_Work to complete_
Copy the records below line for line, leaving out the pictures.

>> Start Given records

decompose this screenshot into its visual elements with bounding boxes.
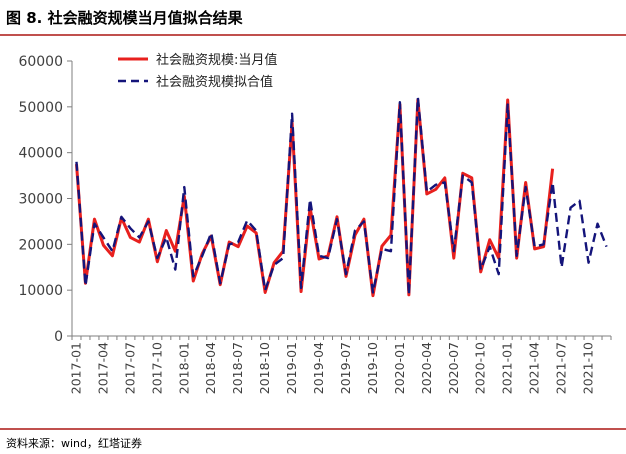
x-tick-label: 2021-07 [554,342,569,394]
x-tick-label: 2018-07 [230,342,245,394]
x-tick-label: 2021-04 [527,342,542,394]
y-tick-label: 10000 [18,283,63,299]
title-bar: 图 8. 社会融资规模当月值拟合结果 [0,0,626,36]
x-tick-label: 2018-10 [257,342,272,394]
x-tick-label: 2019-04 [311,342,326,394]
y-axis: 0 10000 20000 30000 40000 50000 60000 [18,54,73,345]
x-tick-label: 2018-01 [176,342,191,394]
x-tick-label: 2021-10 [581,342,596,394]
x-tick-label: 2020-04 [419,342,434,394]
y-tick-label: 30000 [18,192,63,208]
series-layer [74,96,608,298]
x-tick-label: 2020-07 [446,342,461,394]
x-tick-label: 2017-01 [68,342,83,394]
y-tick-label: 40000 [18,146,63,162]
source-note: 资料来源：wind，红塔证券 [6,437,143,450]
x-tick-label: 2017-10 [149,342,164,394]
y-tick-label: 60000 [18,54,63,70]
y-tick-label: 50000 [18,100,63,116]
x-tick-label: 2019-07 [338,342,353,394]
legend-label-1: 社会融资规模:当月值 [156,52,277,68]
source-bar: 资料来源：wind，红塔证券 [0,428,626,454]
chart-title: 图 8. 社会融资规模当月值拟合结果 [6,9,243,27]
legend-label-2: 社会融资规模拟合值 [156,74,273,90]
x-tick-label: 2017-04 [95,342,110,394]
x-axis: 2017-01 2017-04 2017-07 2017-10 2018-01 2018-… [68,335,612,394]
x-tick-label: 2021-01 [500,342,515,394]
x-tick-label: 2020-10 [473,342,488,394]
x-tick-label: 2019-10 [365,342,380,394]
x-tick-label: 2019-01 [284,342,299,394]
y-tick-label: 0 [54,329,63,345]
x-tick-label: 2018-04 [203,342,218,394]
series-line-2 [75,96,608,296]
x-tick-label: 2020-01 [392,342,407,394]
x-tick-label: 2017-07 [122,342,137,394]
y-tick-label: 20000 [18,237,63,253]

>> End Given records

_Solution to the problem_
decompose this screenshot into its visual elements with bounding boxes.
x-tick-label: 2021-07 [554,342,569,394]
x-tick-label: 2018-07 [230,342,245,394]
x-tick-label: 2021-04 [527,342,542,394]
y-tick-label: 10000 [18,283,63,299]
title-bar: 图 8. 社会融资规模当月值拟合结果 [0,0,626,36]
x-tick-label: 2018-10 [257,342,272,394]
x-tick-label: 2019-04 [311,342,326,394]
y-axis: 0 10000 20000 30000 40000 50000 60000 [18,54,73,345]
x-tick-label: 2018-01 [176,342,191,394]
x-tick-label: 2021-10 [581,342,596,394]
x-tick-label: 2020-04 [419,342,434,394]
y-tick-label: 30000 [18,192,63,208]
series-layer [74,96,608,298]
x-tick-label: 2020-07 [446,342,461,394]
x-tick-label: 2017-01 [68,342,83,394]
y-tick-label: 40000 [18,146,63,162]
source-note: 资料来源：wind，红塔证券 [6,437,143,450]
x-tick-label: 2017-10 [149,342,164,394]
y-tick-label: 60000 [18,54,63,70]
y-tick-label: 50000 [18,100,63,116]
x-tick-label: 2019-07 [338,342,353,394]
legend-label-1: 社会融资规模:当月值 [156,52,277,68]
source-bar: 资料来源：wind，红塔证券 [0,428,626,454]
chart-title: 图 8. 社会融资规模当月值拟合结果 [6,9,243,27]
legend-label-2: 社会融资规模拟合值 [156,74,273,90]
x-tick-label: 2017-04 [95,342,110,394]
x-axis: 2017-01 2017-04 2017-07 2017-10 2018-01 2018-… [68,335,612,394]
x-tick-label: 2021-01 [500,342,515,394]
x-tick-label: 2020-10 [473,342,488,394]
x-tick-label: 2019-10 [365,342,380,394]
x-tick-label: 2019-01 [284,342,299,394]
y-tick-label: 0 [54,329,63,345]
x-tick-label: 2018-04 [203,342,218,394]
series-line-2 [75,96,608,296]
x-tick-label: 2020-01 [392,342,407,394]
x-tick-label: 2017-07 [122,342,137,394]
y-tick-label: 20000 [18,237,63,253]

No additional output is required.